- _Dataset rows about figures_
^^^^^^^^^^^^^^^^
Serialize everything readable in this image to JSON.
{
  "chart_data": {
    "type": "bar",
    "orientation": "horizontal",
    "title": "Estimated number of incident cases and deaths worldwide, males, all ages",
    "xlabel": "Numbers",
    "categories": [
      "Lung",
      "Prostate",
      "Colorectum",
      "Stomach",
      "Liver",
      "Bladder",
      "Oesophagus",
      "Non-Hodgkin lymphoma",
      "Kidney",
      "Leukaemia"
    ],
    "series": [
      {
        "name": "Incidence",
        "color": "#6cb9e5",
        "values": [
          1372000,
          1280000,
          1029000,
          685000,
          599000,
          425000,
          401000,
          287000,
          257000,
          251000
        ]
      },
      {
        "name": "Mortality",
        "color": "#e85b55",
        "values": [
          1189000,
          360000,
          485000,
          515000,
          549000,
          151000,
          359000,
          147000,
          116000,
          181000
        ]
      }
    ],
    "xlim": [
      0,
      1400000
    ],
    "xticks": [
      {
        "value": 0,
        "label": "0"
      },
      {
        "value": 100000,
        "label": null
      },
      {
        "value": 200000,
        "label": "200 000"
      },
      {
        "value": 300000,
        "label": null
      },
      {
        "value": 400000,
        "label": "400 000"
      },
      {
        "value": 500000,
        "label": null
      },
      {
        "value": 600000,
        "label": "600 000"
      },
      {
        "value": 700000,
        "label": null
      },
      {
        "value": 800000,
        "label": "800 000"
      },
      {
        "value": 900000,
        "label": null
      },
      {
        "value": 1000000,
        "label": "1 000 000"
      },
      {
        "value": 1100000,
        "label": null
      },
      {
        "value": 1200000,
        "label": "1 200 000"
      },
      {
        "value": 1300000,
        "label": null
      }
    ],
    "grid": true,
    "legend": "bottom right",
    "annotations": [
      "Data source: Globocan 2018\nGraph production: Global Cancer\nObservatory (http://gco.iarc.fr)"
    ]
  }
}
^^^^^^^^^^^^^^^^
- _AIM_
Can you restate every record above word for word?

- _ANSWER TO THIS PROBLEM_
Serialize everything readable in this image to JSON.
{
  "chart_data": {
    "type": "bar",
    "orientation": "horizontal",
    "title": "Estimated number of incident cases and deaths worldwide, males, all ages",
    "xlabel": "Numbers",
    "categories": [
      "Lung",
      "Prostate",
      "Colorectum",
      "Stomach",
      "Liver",
      "Bladder",
      "Oesophagus",
      "Non-Hodgkin lymphoma",
      "Kidney",
      "Leukaemia"
    ],
    "series": [
      {
        "name": "Incidence",
        "color": "#6cb9e5",
        "values": [
          1372000,
          1280000,
          1029000,
          685000,
          599000,
          425000,
          401000,
          287000,
          257000,
          251000
        ]
      },
      {
        "name": "Mortality",
        "color": "#e85b55",
        "values": [
          1189000,
          360000,
          485000,
          515000,
          549000,
          151000,
          359000,
          147000,
          116000,
          181000
        ]
      }
    ],
    "xlim": [
      0,
      1400000
    ],
    "xticks": [
      {
        "value": 0,
        "label": "0"
      },
      {
        "value": 100000,
        "label": null
      },
      {
        "value": 200000,
        "label": "200 000"
      },
      {
        "value": 300000,
        "label": null
      },
      {
        "value": 400000,
        "label": "400 000"
      },
      {
        "value": 500000,
        "label": null
      },
      {
        "value": 600000,
        "label": "600 000"
      },
      {
        "value": 700000,
        "label": null
      },
      {
        "value": 800000,
        "label": "800 000"
      },
      {
        "value": 900000,
        "label": null
      },
      {
        "value": 1000000,
        "label": "1 000 000"
      },
      {
        "value": 1100000,
        "label": null
      },
      {
        "value": 1200000,
        "label": "1 200 000"
      },
      {
        "value": 1300000,
        "label": null
      }
    ],
    "grid": true,
    "legend": "bottom right",
    "annotations": [
      "Data source: Globocan 2018\nGraph production: Global Cancer\nObservatory (http://gco.iarc.fr)"
    ]
  }
}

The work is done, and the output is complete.